▶ [Data for this task]
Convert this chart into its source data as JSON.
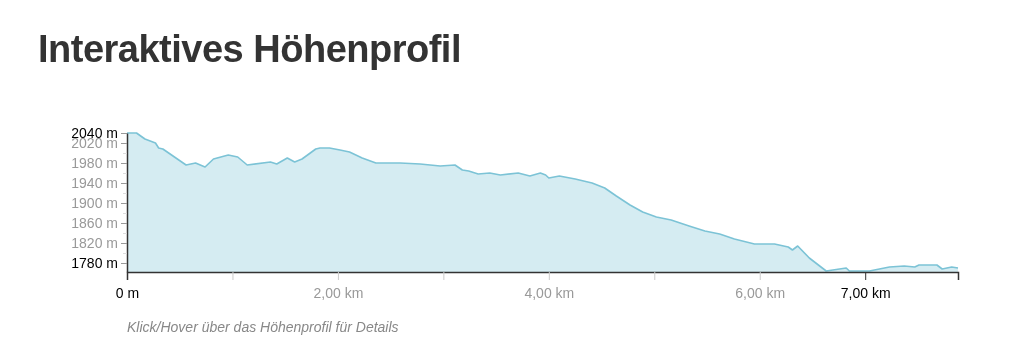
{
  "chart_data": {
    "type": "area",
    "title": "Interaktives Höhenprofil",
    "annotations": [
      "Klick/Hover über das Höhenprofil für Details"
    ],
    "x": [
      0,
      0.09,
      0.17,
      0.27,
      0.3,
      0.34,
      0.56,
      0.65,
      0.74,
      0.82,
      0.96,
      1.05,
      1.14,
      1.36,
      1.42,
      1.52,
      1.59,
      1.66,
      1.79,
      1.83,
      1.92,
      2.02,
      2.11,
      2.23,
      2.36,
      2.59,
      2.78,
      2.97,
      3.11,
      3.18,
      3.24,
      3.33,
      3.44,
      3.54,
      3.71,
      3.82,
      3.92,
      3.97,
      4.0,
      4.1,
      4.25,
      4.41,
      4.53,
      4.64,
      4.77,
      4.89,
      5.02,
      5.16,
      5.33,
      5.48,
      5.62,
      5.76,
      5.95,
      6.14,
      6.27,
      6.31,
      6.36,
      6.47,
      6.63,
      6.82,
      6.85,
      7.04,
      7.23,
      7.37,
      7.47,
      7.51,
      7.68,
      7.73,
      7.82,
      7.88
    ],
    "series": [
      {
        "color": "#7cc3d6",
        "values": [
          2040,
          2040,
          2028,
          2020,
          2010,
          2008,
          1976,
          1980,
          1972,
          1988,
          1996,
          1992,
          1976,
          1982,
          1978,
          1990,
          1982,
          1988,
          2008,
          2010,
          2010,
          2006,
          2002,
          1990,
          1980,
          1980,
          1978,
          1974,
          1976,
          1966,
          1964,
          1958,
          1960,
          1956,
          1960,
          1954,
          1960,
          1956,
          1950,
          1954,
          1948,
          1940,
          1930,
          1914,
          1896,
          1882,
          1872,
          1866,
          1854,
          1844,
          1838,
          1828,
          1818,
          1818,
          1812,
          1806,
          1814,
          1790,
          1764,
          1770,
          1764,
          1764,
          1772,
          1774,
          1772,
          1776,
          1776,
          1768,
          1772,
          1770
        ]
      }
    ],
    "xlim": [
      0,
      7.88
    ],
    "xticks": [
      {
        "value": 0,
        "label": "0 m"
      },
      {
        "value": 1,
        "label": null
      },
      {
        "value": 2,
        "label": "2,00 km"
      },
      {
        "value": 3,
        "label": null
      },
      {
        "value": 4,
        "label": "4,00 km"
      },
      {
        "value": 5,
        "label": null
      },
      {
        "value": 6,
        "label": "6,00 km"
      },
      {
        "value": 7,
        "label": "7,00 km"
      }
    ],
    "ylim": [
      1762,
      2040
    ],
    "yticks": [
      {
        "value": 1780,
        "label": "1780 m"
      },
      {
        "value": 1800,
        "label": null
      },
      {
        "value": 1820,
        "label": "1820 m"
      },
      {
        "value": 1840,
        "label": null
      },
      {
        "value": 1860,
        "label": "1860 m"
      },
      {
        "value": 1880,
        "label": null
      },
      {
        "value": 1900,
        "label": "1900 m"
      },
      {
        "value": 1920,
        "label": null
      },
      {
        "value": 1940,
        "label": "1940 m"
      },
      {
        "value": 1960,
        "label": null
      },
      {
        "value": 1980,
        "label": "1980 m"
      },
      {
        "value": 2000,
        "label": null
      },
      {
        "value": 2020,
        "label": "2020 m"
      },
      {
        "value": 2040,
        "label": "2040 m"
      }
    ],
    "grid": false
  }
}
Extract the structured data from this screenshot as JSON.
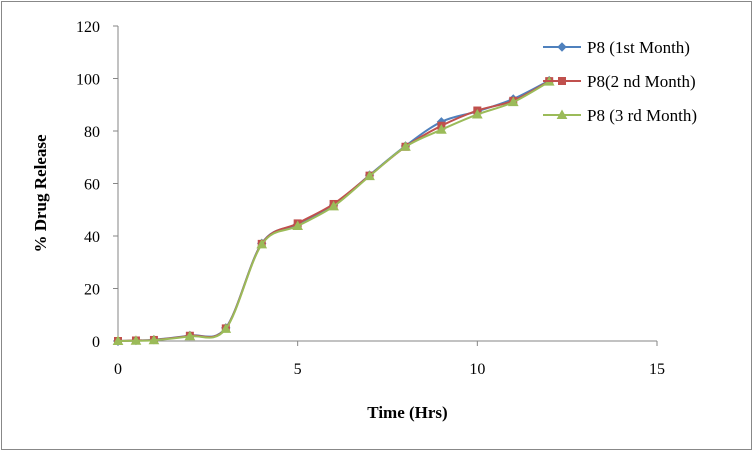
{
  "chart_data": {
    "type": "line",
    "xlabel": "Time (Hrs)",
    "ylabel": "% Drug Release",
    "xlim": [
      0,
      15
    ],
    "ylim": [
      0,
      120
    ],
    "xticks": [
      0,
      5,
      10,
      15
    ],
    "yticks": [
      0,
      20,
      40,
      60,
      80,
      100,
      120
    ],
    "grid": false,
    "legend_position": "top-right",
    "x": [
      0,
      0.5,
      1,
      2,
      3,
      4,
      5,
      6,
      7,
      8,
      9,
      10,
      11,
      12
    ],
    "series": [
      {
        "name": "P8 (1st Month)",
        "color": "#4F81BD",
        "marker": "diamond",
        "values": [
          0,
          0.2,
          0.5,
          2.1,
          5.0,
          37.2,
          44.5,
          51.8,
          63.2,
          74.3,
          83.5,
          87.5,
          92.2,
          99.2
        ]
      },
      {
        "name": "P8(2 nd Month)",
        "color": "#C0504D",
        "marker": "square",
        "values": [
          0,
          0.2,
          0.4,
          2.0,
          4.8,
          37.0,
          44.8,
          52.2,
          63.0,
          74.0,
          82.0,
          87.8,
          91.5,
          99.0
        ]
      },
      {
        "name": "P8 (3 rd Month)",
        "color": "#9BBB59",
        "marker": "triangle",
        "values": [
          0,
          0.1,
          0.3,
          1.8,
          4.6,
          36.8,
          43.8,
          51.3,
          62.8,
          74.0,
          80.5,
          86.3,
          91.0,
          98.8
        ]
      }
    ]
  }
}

▶ [What the exercise asks]
Set down every entry word for word, but omit the pictures.

▶ [Exercise result]
Convert this chart into its source data as JSON.
{
  "chart_data": {
    "type": "area",
    "title": "Interaktives Höhenprofil",
    "annotations": [
      "Klick/Hover über das Höhenprofil für Details"
    ],
    "x": [
      0,
      0.09,
      0.17,
      0.27,
      0.3,
      0.34,
      0.56,
      0.65,
      0.74,
      0.82,
      0.96,
      1.05,
      1.14,
      1.36,
      1.42,
      1.52,
      1.59,
      1.66,
      1.79,
      1.83,
      1.92,
      2.02,
      2.11,
      2.23,
      2.36,
      2.59,
      2.78,
      2.97,
      3.11,
      3.18,
      3.24,
      3.33,
      3.44,
      3.54,
      3.71,
      3.82,
      3.92,
      3.97,
      4.0,
      4.1,
      4.25,
      4.41,
      4.53,
      4.64,
      4.77,
      4.89,
      5.02,
      5.16,
      5.33,
      5.48,
      5.62,
      5.76,
      5.95,
      6.14,
      6.27,
      6.31,
      6.36,
      6.47,
      6.63,
      6.82,
      6.85,
      7.04,
      7.23,
      7.37,
      7.47,
      7.51,
      7.68,
      7.73,
      7.82,
      7.88
    ],
    "series": [
      {
        "color": "#7cc3d6",
        "values": [
          2040,
          2040,
          2028,
          2020,
          2010,
          2008,
          1976,
          1980,
          1972,
          1988,
          1996,
          1992,
          1976,
          1982,
          1978,
          1990,
          1982,
          1988,
          2008,
          2010,
          2010,
          2006,
          2002,
          1990,
          1980,
          1980,
          1978,
          1974,
          1976,
          1966,
          1964,
          1958,
          1960,
          1956,
          1960,
          1954,
          1960,
          1956,
          1950,
          1954,
          1948,
          1940,
          1930,
          1914,
          1896,
          1882,
          1872,
          1866,
          1854,
          1844,
          1838,
          1828,
          1818,
          1818,
          1812,
          1806,
          1814,
          1790,
          1764,
          1770,
          1764,
          1764,
          1772,
          1774,
          1772,
          1776,
          1776,
          1768,
          1772,
          1770
        ]
      }
    ],
    "xlim": [
      0,
      7.88
    ],
    "xticks": [
      {
        "value": 0,
        "label": "0 m"
      },
      {
        "value": 1,
        "label": null
      },
      {
        "value": 2,
        "label": "2,00 km"
      },
      {
        "value": 3,
        "label": null
      },
      {
        "value": 4,
        "label": "4,00 km"
      },
      {
        "value": 5,
        "label": null
      },
      {
        "value": 6,
        "label": "6,00 km"
      },
      {
        "value": 7,
        "label": "7,00 km"
      }
    ],
    "ylim": [
      1762,
      2040
    ],
    "yticks": [
      {
        "value": 1780,
        "label": "1780 m"
      },
      {
        "value": 1800,
        "label": null
      },
      {
        "value": 1820,
        "label": "1820 m"
      },
      {
        "value": 1840,
        "label": null
      },
      {
        "value": 1860,
        "label": "1860 m"
      },
      {
        "value": 1880,
        "label": null
      },
      {
        "value": 1900,
        "label": "1900 m"
      },
      {
        "value": 1920,
        "label": null
      },
      {
        "value": 1940,
        "label": "1940 m"
      },
      {
        "value": 1960,
        "label": null
      },
      {
        "value": 1980,
        "label": "1980 m"
      },
      {
        "value": 2000,
        "label": null
      },
      {
        "value": 2020,
        "label": "2020 m"
      },
      {
        "value": 2040,
        "label": "2040 m"
      }
    ],
    "grid": false
  }
}
Extract the structured data from this screenshot as JSON.
{
  "chart_data": {
    "type": "line",
    "xlabel": "Time (Hrs)",
    "ylabel": "% Drug Release",
    "xlim": [
      0,
      15
    ],
    "ylim": [
      0,
      120
    ],
    "xticks": [
      0,
      5,
      10,
      15
    ],
    "yticks": [
      0,
      20,
      40,
      60,
      80,
      100,
      120
    ],
    "grid": false,
    "legend_position": "top-right",
    "x": [
      0,
      0.5,
      1,
      2,
      3,
      4,
      5,
      6,
      7,
      8,
      9,
      10,
      11,
      12
    ],
    "series": [
      {
        "name": "P8 (1st Month)",
        "color": "#4F81BD",
        "marker": "diamond",
        "values": [
          0,
          0.2,
          0.5,
          2.1,
          5.0,
          37.2,
          44.5,
          51.8,
          63.2,
          74.3,
          83.5,
          87.5,
          92.2,
          99.2
        ]
      },
      {
        "name": "P8(2 nd Month)",
        "color": "#C0504D",
        "marker": "square",
        "values": [
          0,
          0.2,
          0.4,
          2.0,
          4.8,
          37.0,
          44.8,
          52.2,
          63.0,
          74.0,
          82.0,
          87.8,
          91.5,
          99.0
        ]
      },
      {
        "name": "P8 (3 rd Month)",
        "color": "#9BBB59",
        "marker": "triangle",
        "values": [
          0,
          0.1,
          0.3,
          1.8,
          4.6,
          36.8,
          43.8,
          51.3,
          62.8,
          74.0,
          80.5,
          86.3,
          91.0,
          98.8
        ]
      }
    ]
  }
}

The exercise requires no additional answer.